THE PROBLEM:
Repeat every record below exactly, but leave out any pictures.

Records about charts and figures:
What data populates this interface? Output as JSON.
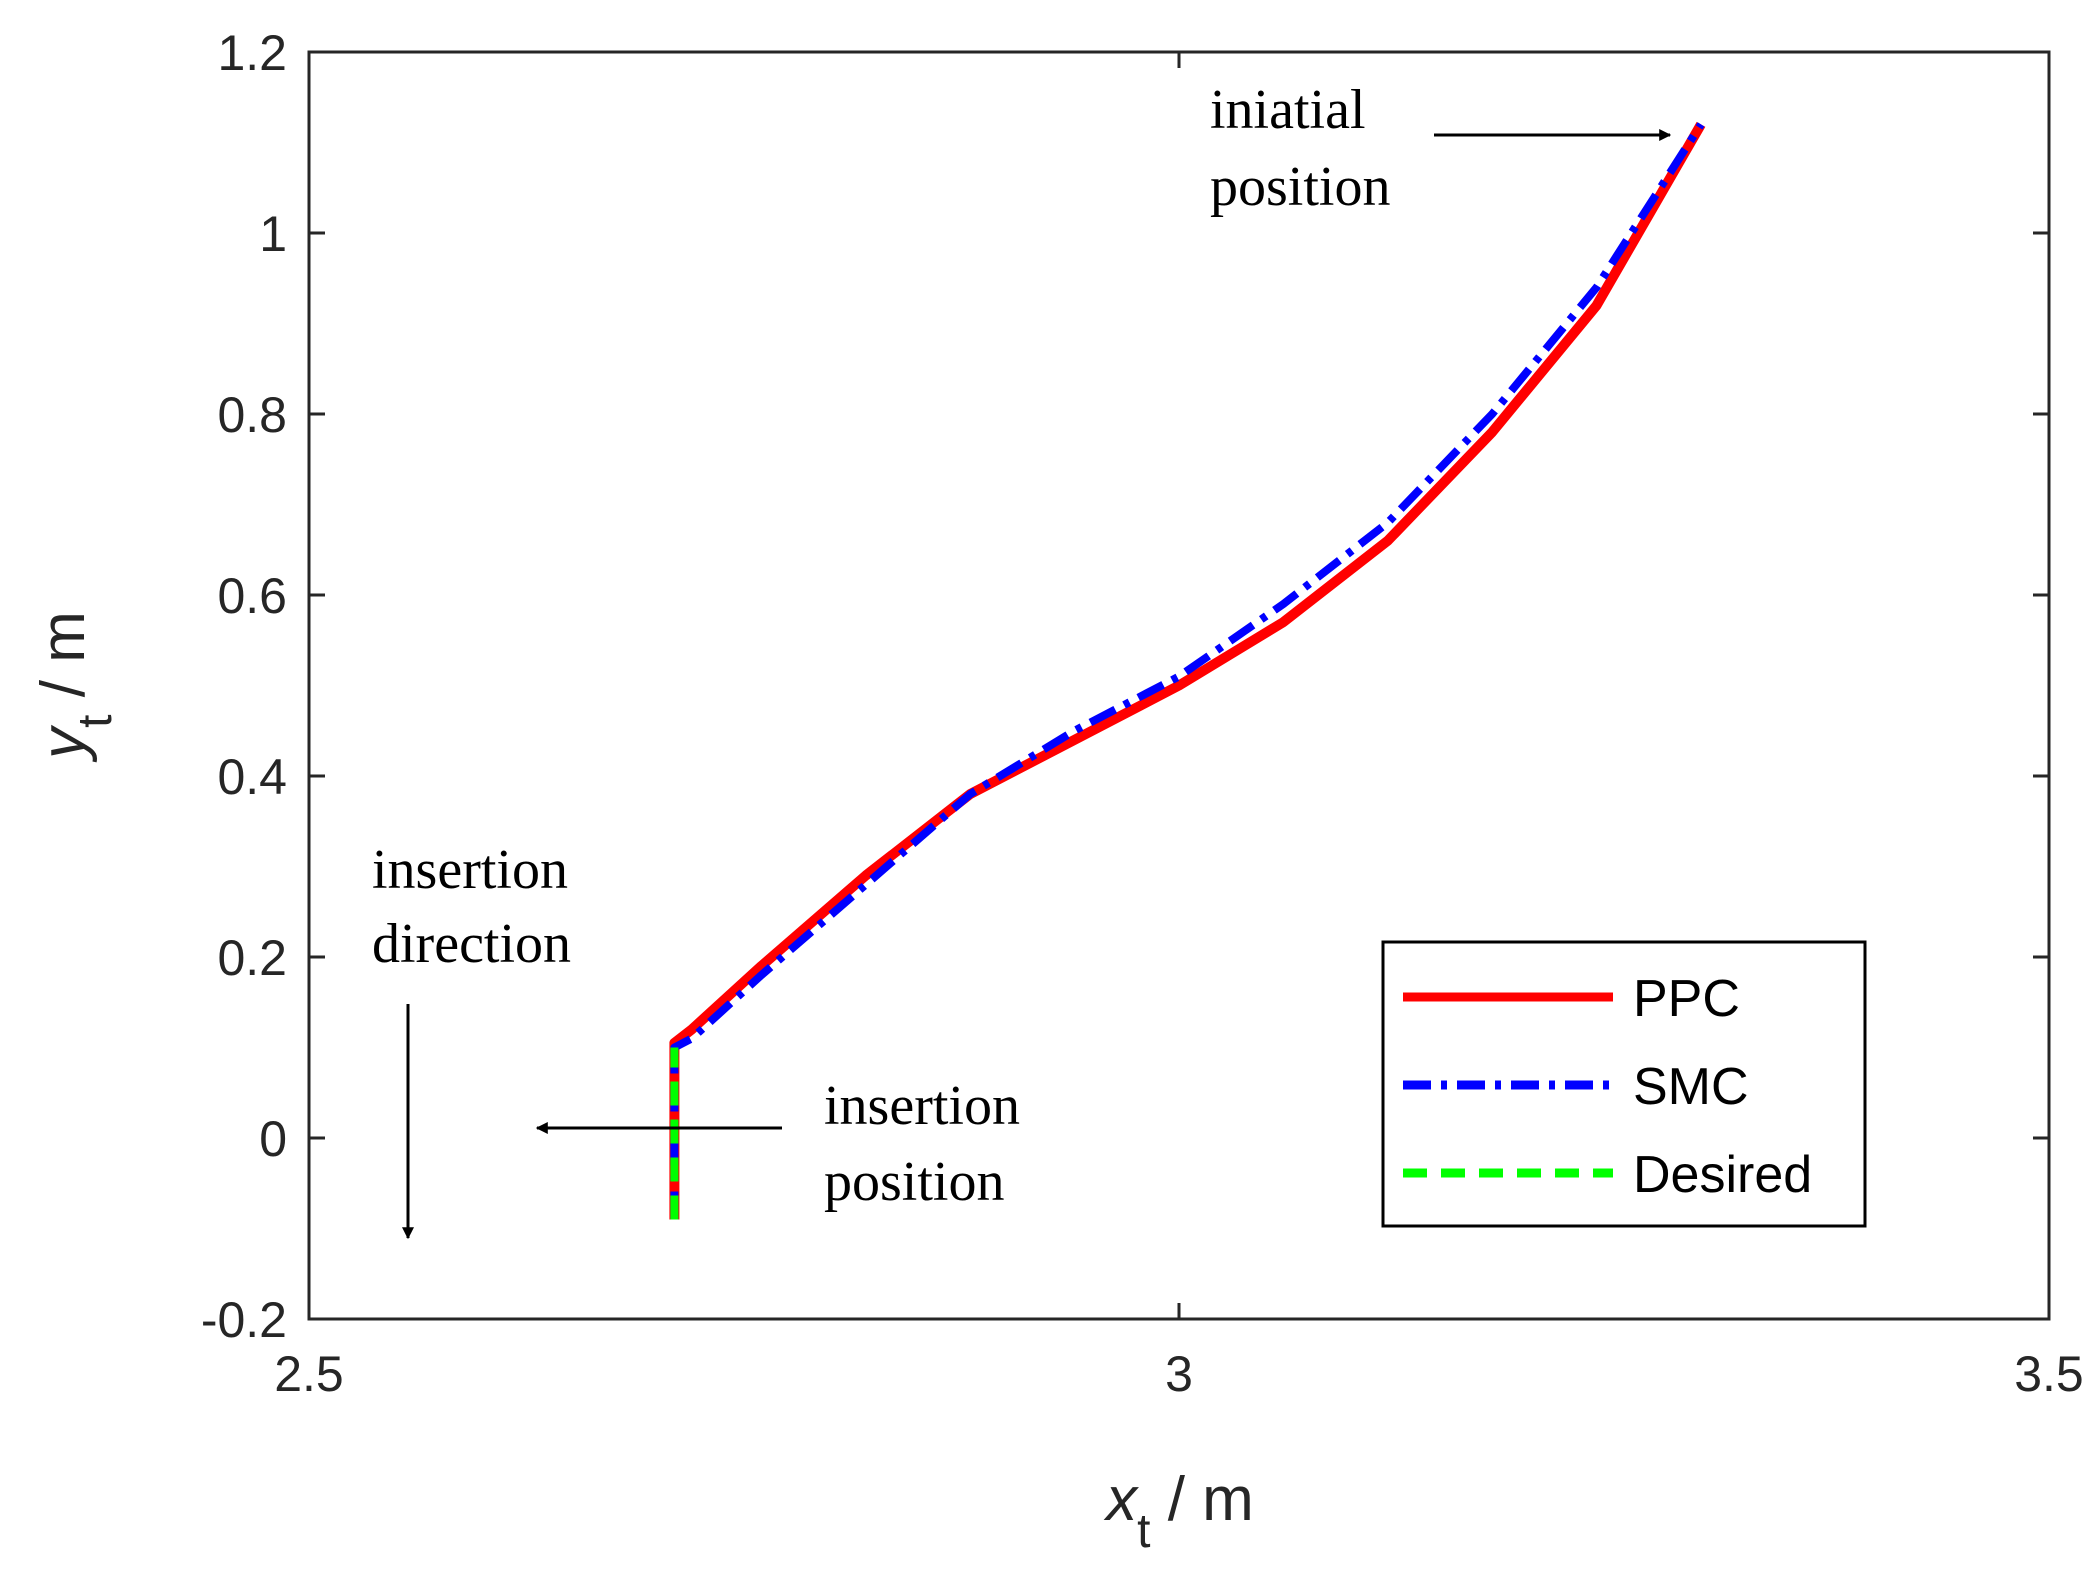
{
  "chart_data": {
    "type": "line",
    "title": "",
    "xlabel": {
      "symbol": "x",
      "subscript": "t",
      "unit": " / m"
    },
    "ylabel": {
      "symbol": "y",
      "subscript": "t",
      "unit": " / m"
    },
    "xlim": [
      2.5,
      3.5
    ],
    "ylim": [
      -0.2,
      1.2
    ],
    "xticks": [
      2.5,
      3,
      3.5
    ],
    "xtick_labels": [
      "2.5",
      "3",
      "3.5"
    ],
    "yticks": [
      -0.2,
      0,
      0.2,
      0.4,
      0.6,
      0.8,
      1,
      1.2
    ],
    "ytick_labels": [
      "-0.2",
      "0",
      "0.2",
      "0.4",
      "0.6",
      "0.8",
      "1",
      "1.2"
    ],
    "grid": false,
    "legend_position": "bottom-right",
    "series": [
      {
        "name": "PPC",
        "color": "#ff0000",
        "style": "solid",
        "x": [
          2.71,
          2.71,
          2.72,
          2.76,
          2.82,
          2.88,
          2.94,
          3.0,
          3.06,
          3.12,
          3.18,
          3.24,
          3.3
        ],
        "y": [
          -0.09,
          0.105,
          0.12,
          0.19,
          0.29,
          0.38,
          0.44,
          0.5,
          0.57,
          0.66,
          0.78,
          0.92,
          1.12
        ]
      },
      {
        "name": "SMC",
        "color": "#0000ff",
        "style": "dashdot",
        "x": [
          2.71,
          2.71,
          2.72,
          2.76,
          2.82,
          2.88,
          2.94,
          3.0,
          3.06,
          3.12,
          3.18,
          3.24,
          3.3
        ],
        "y": [
          -0.09,
          0.1,
          0.11,
          0.18,
          0.28,
          0.38,
          0.45,
          0.51,
          0.59,
          0.68,
          0.8,
          0.94,
          1.12
        ]
      },
      {
        "name": "Desired",
        "color": "#00ff00",
        "style": "dashed",
        "x": [
          2.71,
          2.71
        ],
        "y": [
          -0.09,
          0.1
        ]
      }
    ],
    "annotations": [
      {
        "id": "initial",
        "lines": [
          "iniatial",
          "position"
        ]
      },
      {
        "id": "insertion-direction",
        "lines": [
          "insertion",
          "direction"
        ]
      },
      {
        "id": "insertion-position",
        "lines": [
          "insertion",
          "position"
        ]
      }
    ]
  }
}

COMPLETED TASK:
What data populates this interface? Output as JSON.
{
  "chart_data": {
    "type": "line",
    "title": "",
    "xlabel": {
      "symbol": "x",
      "subscript": "t",
      "unit": " / m"
    },
    "ylabel": {
      "symbol": "y",
      "subscript": "t",
      "unit": " / m"
    },
    "xlim": [
      2.5,
      3.5
    ],
    "ylim": [
      -0.2,
      1.2
    ],
    "xticks": [
      2.5,
      3,
      3.5
    ],
    "xtick_labels": [
      "2.5",
      "3",
      "3.5"
    ],
    "yticks": [
      -0.2,
      0,
      0.2,
      0.4,
      0.6,
      0.8,
      1,
      1.2
    ],
    "ytick_labels": [
      "-0.2",
      "0",
      "0.2",
      "0.4",
      "0.6",
      "0.8",
      "1",
      "1.2"
    ],
    "grid": false,
    "legend_position": "bottom-right",
    "series": [
      {
        "name": "PPC",
        "color": "#ff0000",
        "style": "solid",
        "x": [
          2.71,
          2.71,
          2.72,
          2.76,
          2.82,
          2.88,
          2.94,
          3.0,
          3.06,
          3.12,
          3.18,
          3.24,
          3.3
        ],
        "y": [
          -0.09,
          0.105,
          0.12,
          0.19,
          0.29,
          0.38,
          0.44,
          0.5,
          0.57,
          0.66,
          0.78,
          0.92,
          1.12
        ]
      },
      {
        "name": "SMC",
        "color": "#0000ff",
        "style": "dashdot",
        "x": [
          2.71,
          2.71,
          2.72,
          2.76,
          2.82,
          2.88,
          2.94,
          3.0,
          3.06,
          3.12,
          3.18,
          3.24,
          3.3
        ],
        "y": [
          -0.09,
          0.1,
          0.11,
          0.18,
          0.28,
          0.38,
          0.45,
          0.51,
          0.59,
          0.68,
          0.8,
          0.94,
          1.12
        ]
      },
      {
        "name": "Desired",
        "color": "#00ff00",
        "style": "dashed",
        "x": [
          2.71,
          2.71
        ],
        "y": [
          -0.09,
          0.1
        ]
      }
    ],
    "annotations": [
      {
        "id": "initial",
        "lines": [
          "iniatial",
          "position"
        ]
      },
      {
        "id": "insertion-direction",
        "lines": [
          "insertion",
          "direction"
        ]
      },
      {
        "id": "insertion-position",
        "lines": [
          "insertion",
          "position"
        ]
      }
    ]
  }
}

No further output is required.